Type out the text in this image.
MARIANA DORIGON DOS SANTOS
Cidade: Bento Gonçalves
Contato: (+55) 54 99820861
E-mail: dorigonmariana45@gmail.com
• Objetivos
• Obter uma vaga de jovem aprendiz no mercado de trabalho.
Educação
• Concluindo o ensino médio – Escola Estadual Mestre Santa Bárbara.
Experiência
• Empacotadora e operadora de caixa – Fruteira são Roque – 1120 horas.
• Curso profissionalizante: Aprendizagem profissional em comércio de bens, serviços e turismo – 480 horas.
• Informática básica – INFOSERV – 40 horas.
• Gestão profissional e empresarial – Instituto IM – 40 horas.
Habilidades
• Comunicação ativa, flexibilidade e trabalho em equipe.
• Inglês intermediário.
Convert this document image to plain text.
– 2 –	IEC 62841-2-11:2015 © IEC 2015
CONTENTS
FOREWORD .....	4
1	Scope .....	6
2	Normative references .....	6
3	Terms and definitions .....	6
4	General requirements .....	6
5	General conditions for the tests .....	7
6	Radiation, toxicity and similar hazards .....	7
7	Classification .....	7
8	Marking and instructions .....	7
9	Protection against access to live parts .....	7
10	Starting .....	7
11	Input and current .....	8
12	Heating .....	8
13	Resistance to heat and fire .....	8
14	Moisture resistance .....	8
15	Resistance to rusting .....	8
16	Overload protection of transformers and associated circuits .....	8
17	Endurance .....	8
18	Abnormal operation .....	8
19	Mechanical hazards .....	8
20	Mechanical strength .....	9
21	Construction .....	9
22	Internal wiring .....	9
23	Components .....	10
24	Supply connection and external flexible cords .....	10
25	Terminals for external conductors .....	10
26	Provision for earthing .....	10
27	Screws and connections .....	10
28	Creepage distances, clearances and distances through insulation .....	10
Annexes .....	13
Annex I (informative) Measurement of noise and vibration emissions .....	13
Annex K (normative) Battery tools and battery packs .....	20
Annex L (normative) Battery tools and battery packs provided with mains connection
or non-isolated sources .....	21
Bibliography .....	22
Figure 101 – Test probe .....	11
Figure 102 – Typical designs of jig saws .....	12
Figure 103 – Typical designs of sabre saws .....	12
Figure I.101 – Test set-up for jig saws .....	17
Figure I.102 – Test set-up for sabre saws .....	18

Problem requirements - Reproduce the listing above word for word.

Reply -
Type out the text in this image.
MARIANA DORIGON DOS SANTOS
Cidade: Bento Gonçalves
Contato: (+55) 54 99820861
E-mail: dorigonmariana45@gmail.com
• Objetivos
• Obter uma vaga de jovem aprendiz no mercado de trabalho.
Educação
• Concluindo o ensino médio – Escola Estadual Mestre Santa Bárbara.
Experiência
• Empacotadora e operadora de caixa – Fruteira são Roque – 1120 horas.
• Curso profissionalizante: Aprendizagem profissional em comércio de bens, serviços e turismo – 480 horas.
• Informática básica – INFOSERV – 40 horas.
• Gestão profissional e empresarial – Instituto IM – 40 horas.
Habilidades
• Comunicação ativa, flexibilidade e trabalho em equipe.
• Inglês intermediário.
Convert this document image to plain text.
– 2 –	IEC 62841-2-11:2015 © IEC 2015
CONTENTS
FOREWORD .....	4
1	Scope .....	6
2	Normative references .....	6
3	Terms and definitions .....	6
4	General requirements .....	6
5	General conditions for the tests .....	7
6	Radiation, toxicity and similar hazards .....	7
7	Classification .....	7
8	Marking and instructions .....	7
9	Protection against access to live parts .....	7
10	Starting .....	7
11	Input and current .....	8
12	Heating .....	8
13	Resistance to heat and fire .....	8
14	Moisture resistance .....	8
15	Resistance to rusting .....	8
16	Overload protection of transformers and associated circuits .....	8
17	Endurance .....	8
18	Abnormal operation .....	8
19	Mechanical hazards .....	8
20	Mechanical strength .....	9
21	Construction .....	9
22	Internal wiring .....	9
23	Components .....	10
24	Supply connection and external flexible cords .....	10
25	Terminals for external conductors .....	10
26	Provision for earthing .....	10
27	Screws and connections .....	10
28	Creepage distances, clearances and distances through insulation .....	10
Annexes .....	13
Annex I (informative) Measurement of noise and vibration emissions .....	13
Annex K (normative) Battery tools and battery packs .....	20
Annex L (normative) Battery tools and battery packs provided with mains connection
or non-isolated sources .....	21
Bibliography .....	22
Figure 101 – Test probe .....	11
Figure 102 – Typical designs of jig saws .....	12
Figure 103 – Typical designs of sabre saws .....	12
Figure I.101 – Test set-up for jig saws .....	17
Figure I.102 – Test set-up for sabre saws .....	18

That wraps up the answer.